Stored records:
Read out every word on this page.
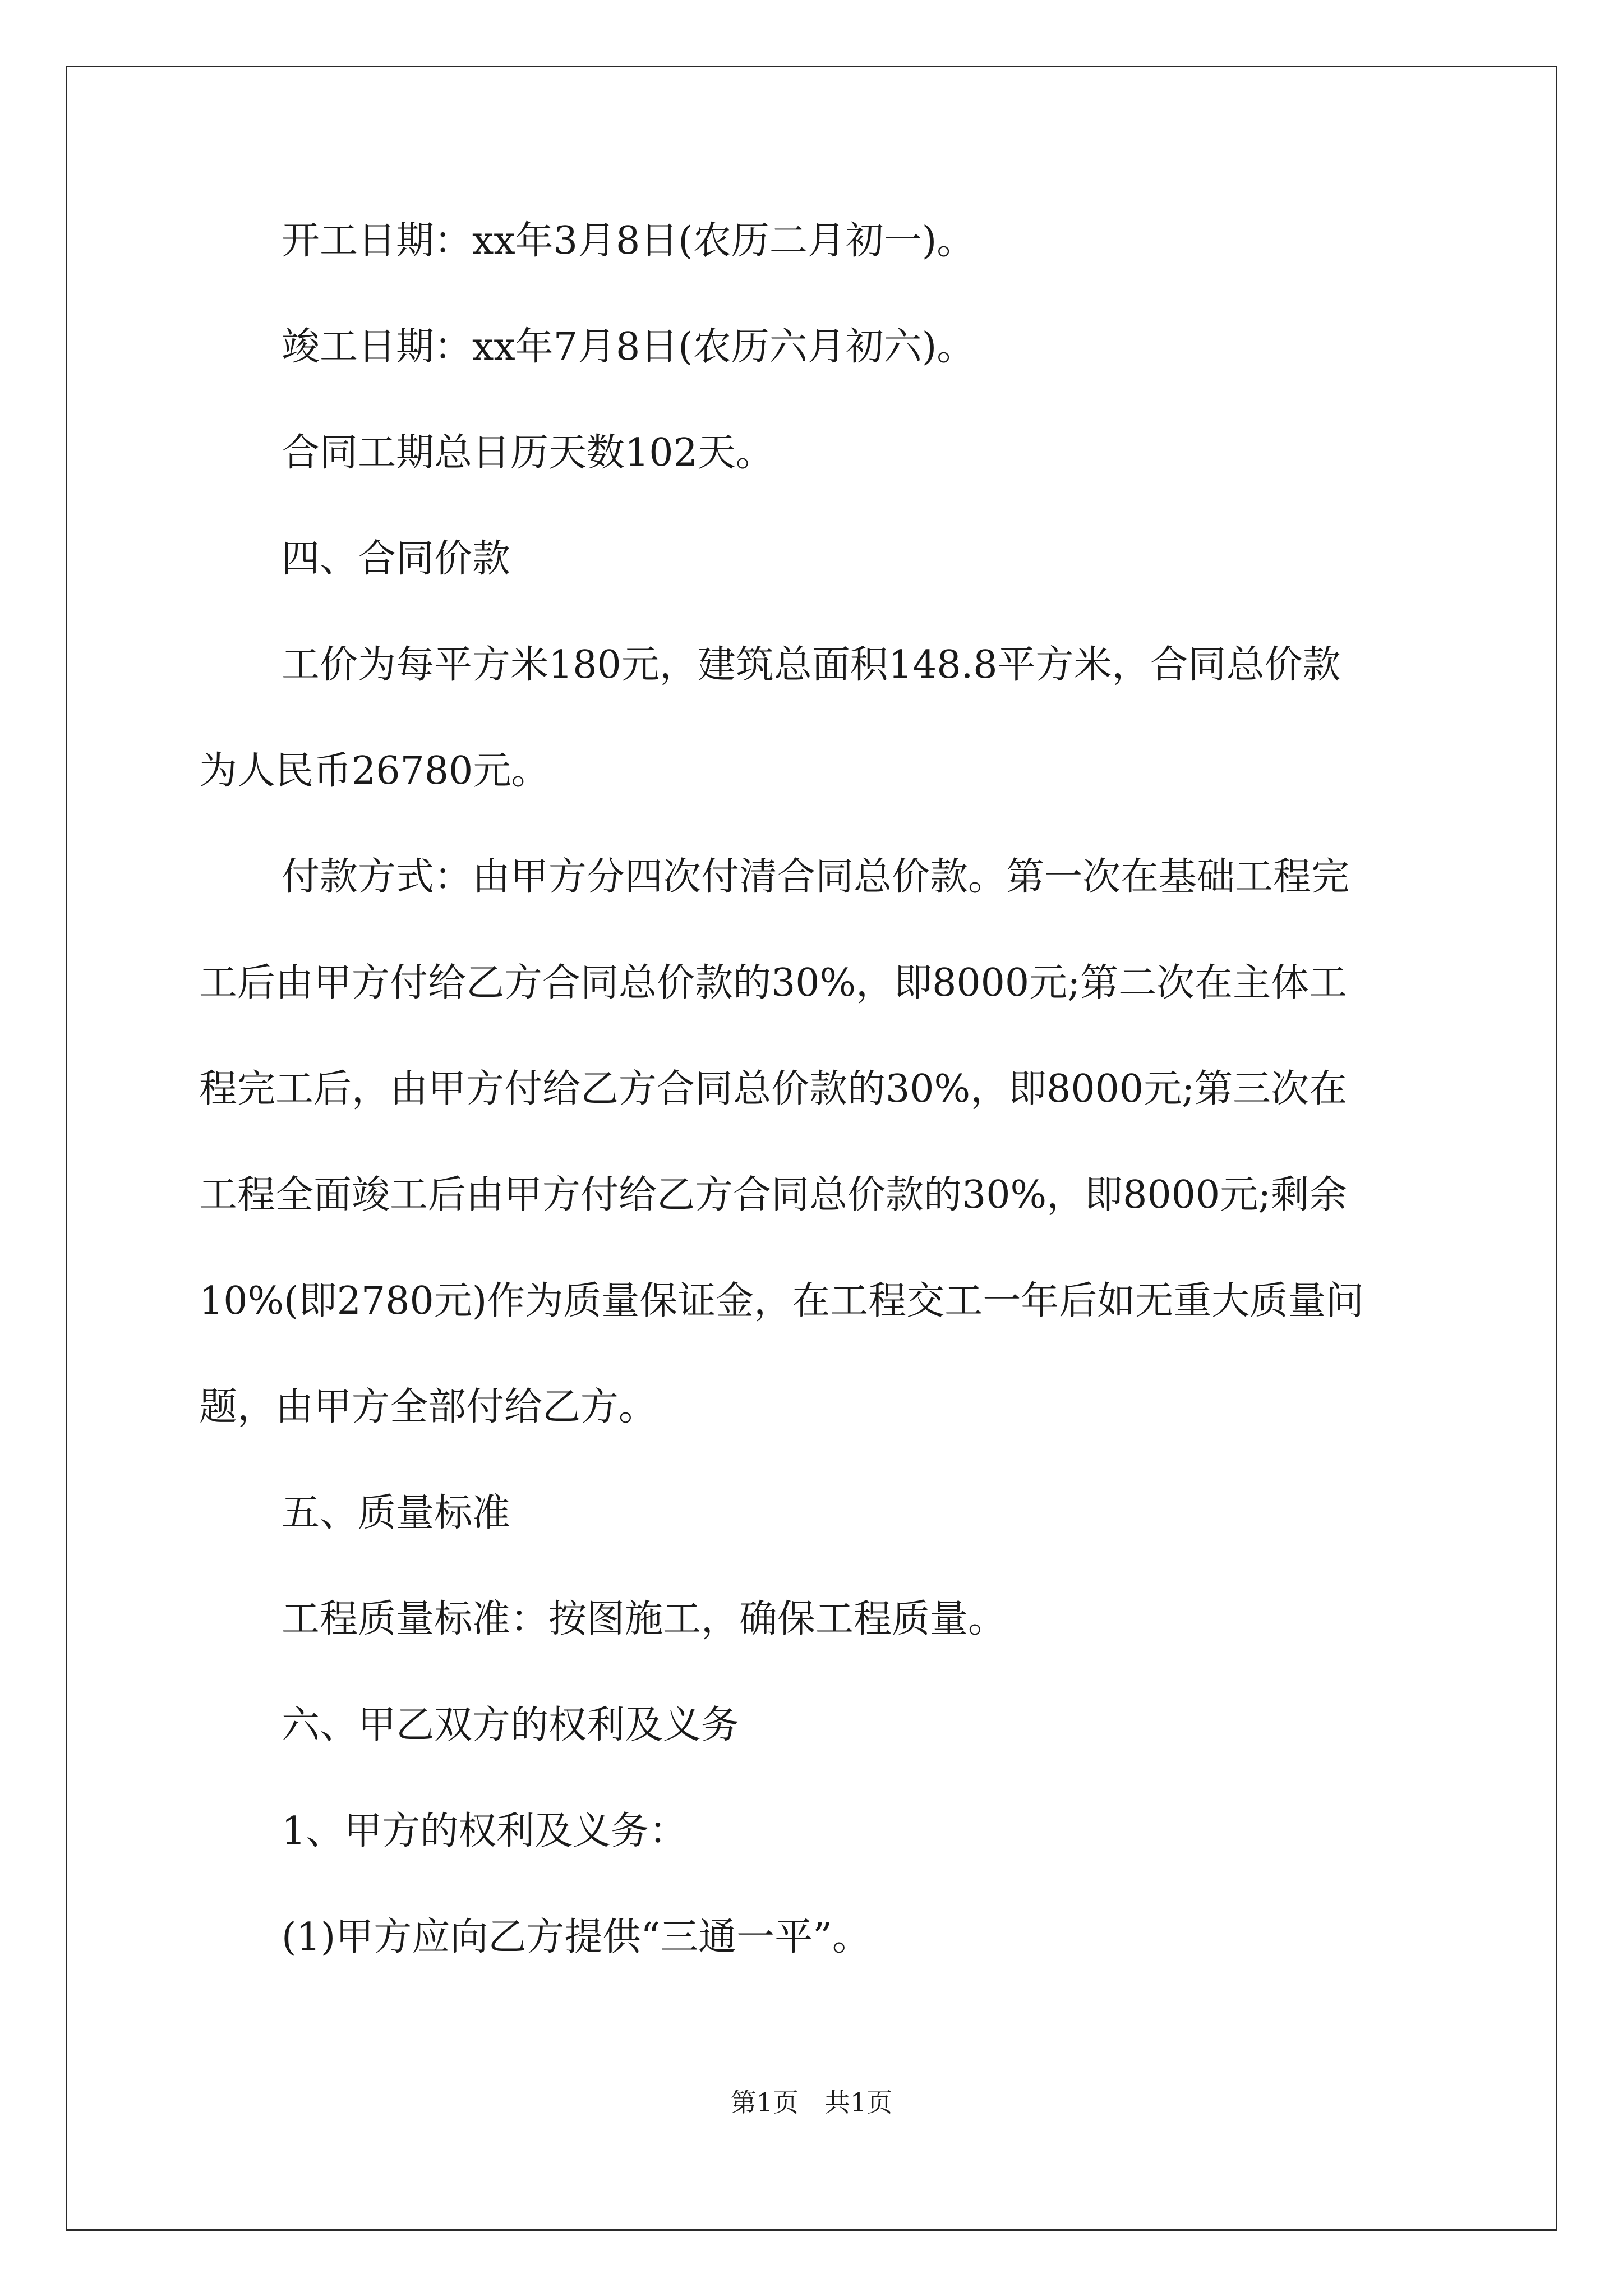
开工日期：xx年3月8日(农历二月初一)。

竣工日期：xx年7月8日(农历六月初六)。

合同工期总日历天数102天。

四、合同价款

工价为每平方米180元，建筑总面积148.8平方米，合同总价款
为人民币26780元。
付款方式：由甲方分四次付清合同总价款。第一次在基础工程完
工后由甲方付给乙方合同总价款的30%，即8000元;第二次在主体工
程完工后，由甲方付给乙方合同总价款的30%，即8000元;第三次在
工程全面竣工后由甲方付给乙方合同总价款的30%，即8000元;剩余
10%(即2780元)作为质量保证金，在工程交工一年后如无重大质量问
题，由甲方全部付给乙方。

五、质量标准

工程质量标准：按图施工，确保工程质量。

六、甲乙双方的权利及义务

1、甲方的权利及义务：

(1)甲方应向乙方提供“三通一平”。

第1页　共1页
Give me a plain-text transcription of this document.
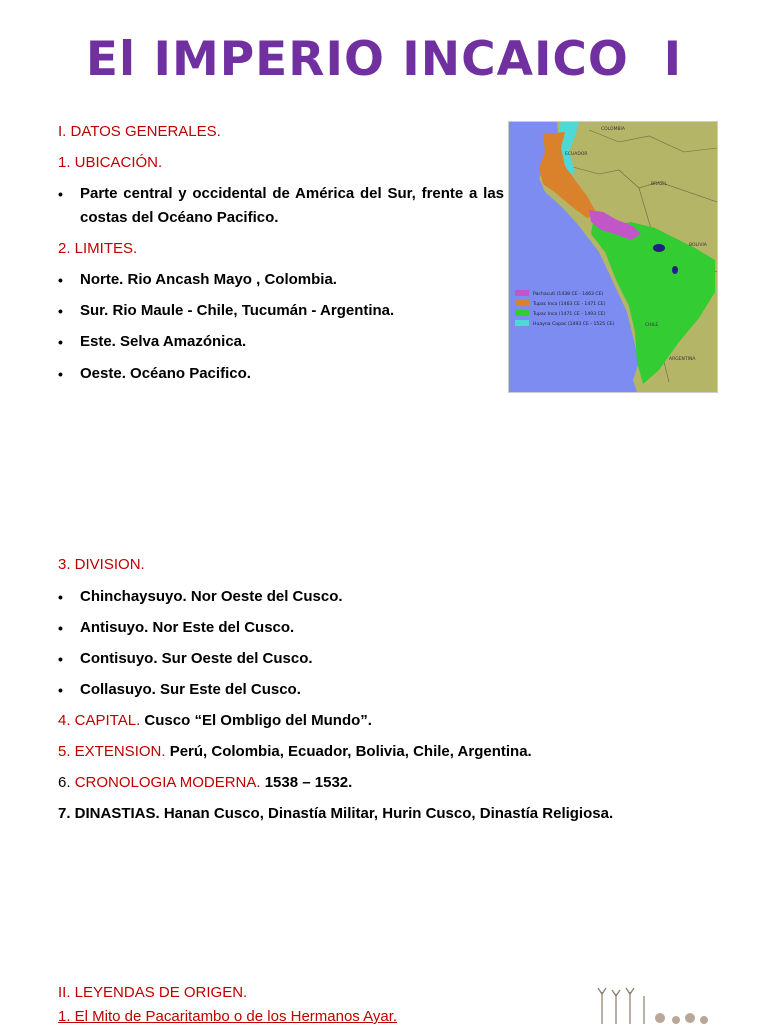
El IMPERIO INCAICO  I
I. DATOS GENERALES.
1. UBICACIÓN.
•	Parte central y occidental de América del Sur, frente a las costas del Océano Pacifico.
2. LIMITES.
•	Norte. Rio Ancash Mayo , Colombia.
•	Sur. Rio Maule - Chile, Tucumán - Argentina.
•	Este. Selva Amazónica.
•	Oeste. Océano Pacifico.
COLOMBIA
ECUADOR
BRAZIL
BOLIVIA
ARGENTINA
CHILE
Pachacuti (1438 CE - 1463 CE)
Tupac Inca (1463 CE - 1471 CE)
Tupac Inca (1471 CE - 1493 CE)
Huayna Capac (1493 CE - 1525 CE)
3. DIVISION.
•	Chinchaysuyo. Nor Oeste del Cusco.
•	Antisuyo. Nor Este del Cusco.
•	Contisuyo. Sur Oeste del Cusco.
•	Collasuyo. Sur Este del Cusco.
4. CAPITAL. Cusco “El Ombligo del Mundo”.
5. EXTENSION. Perú, Colombia, Ecuador, Bolivia, Chile, Argentina.
6. CRONOLOGIA MODERNA. 1538 – 1532.
7. DINASTIAS. Hanan Cusco, Dinastía Militar, Hurin Cusco, Dinastía Religiosa.
II. LEYENDAS DE ORIGEN.
1. El Mito de Pacaritambo o de los Hermanos Ayar.
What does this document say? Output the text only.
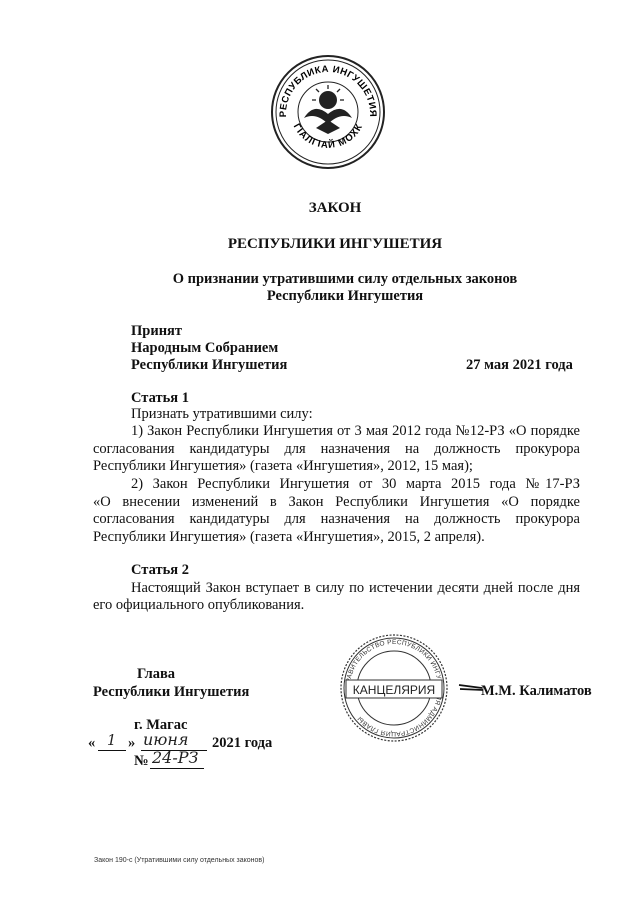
РЕСПУБЛИКА ИНГУШЕТИЯ
ГIАЛГIАЙ МОХК
ЗАКОН
РЕСПУБЛИКИ ИНГУШЕТИЯ
О признании утратившими силу отдельных законов
Республики Ингушетия
Принят
Народным Собранием
Республики Ингушетия	27 мая 2021 года
Статья 1
Признать утратившими силу:
1) Закон Республики Ингушетия от 3 мая 2012 года №12-РЗ «О порядке
согласования кандидатуры для назначения на должность прокурора
Республики Ингушетия» (газета «Ингушетия», 2012, 15 мая);
2) Закон Республики Ингушетия от 30 марта 2015 года №17-РЗ
«О внесении изменений в Закон Республики Ингушетия «О порядке
согласования кандидатуры для назначения на должность прокурора
Республики Ингушетия» (газета «Ингушетия», 2015, 2 апреля).
Статья 2
Настоящий Закон вступает в силу по истечении десяти дней после дня
его официального опубликования.
Глава
Республики Ингушетия
АВИТЕЛЬСТВО РЕСПУБЛИКИ ИНГУ Я АДМИНИСТРАЦИЯ ГЛАВЫ
КАНЦЕЛЯРИЯ	М.М. Калиматов
г. Магас
« 1 » июня 2021 года
№ 24-РЗ
Закон 190-с (Утратившими силу отдельных законов)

_Written instruction_
Identify and copy the lines holding the word "Tupac".

_Expected answer_
Tupac Inca (1463 CE - 1471 CE)
Tupac Inca (1471 CE - 1493 CE)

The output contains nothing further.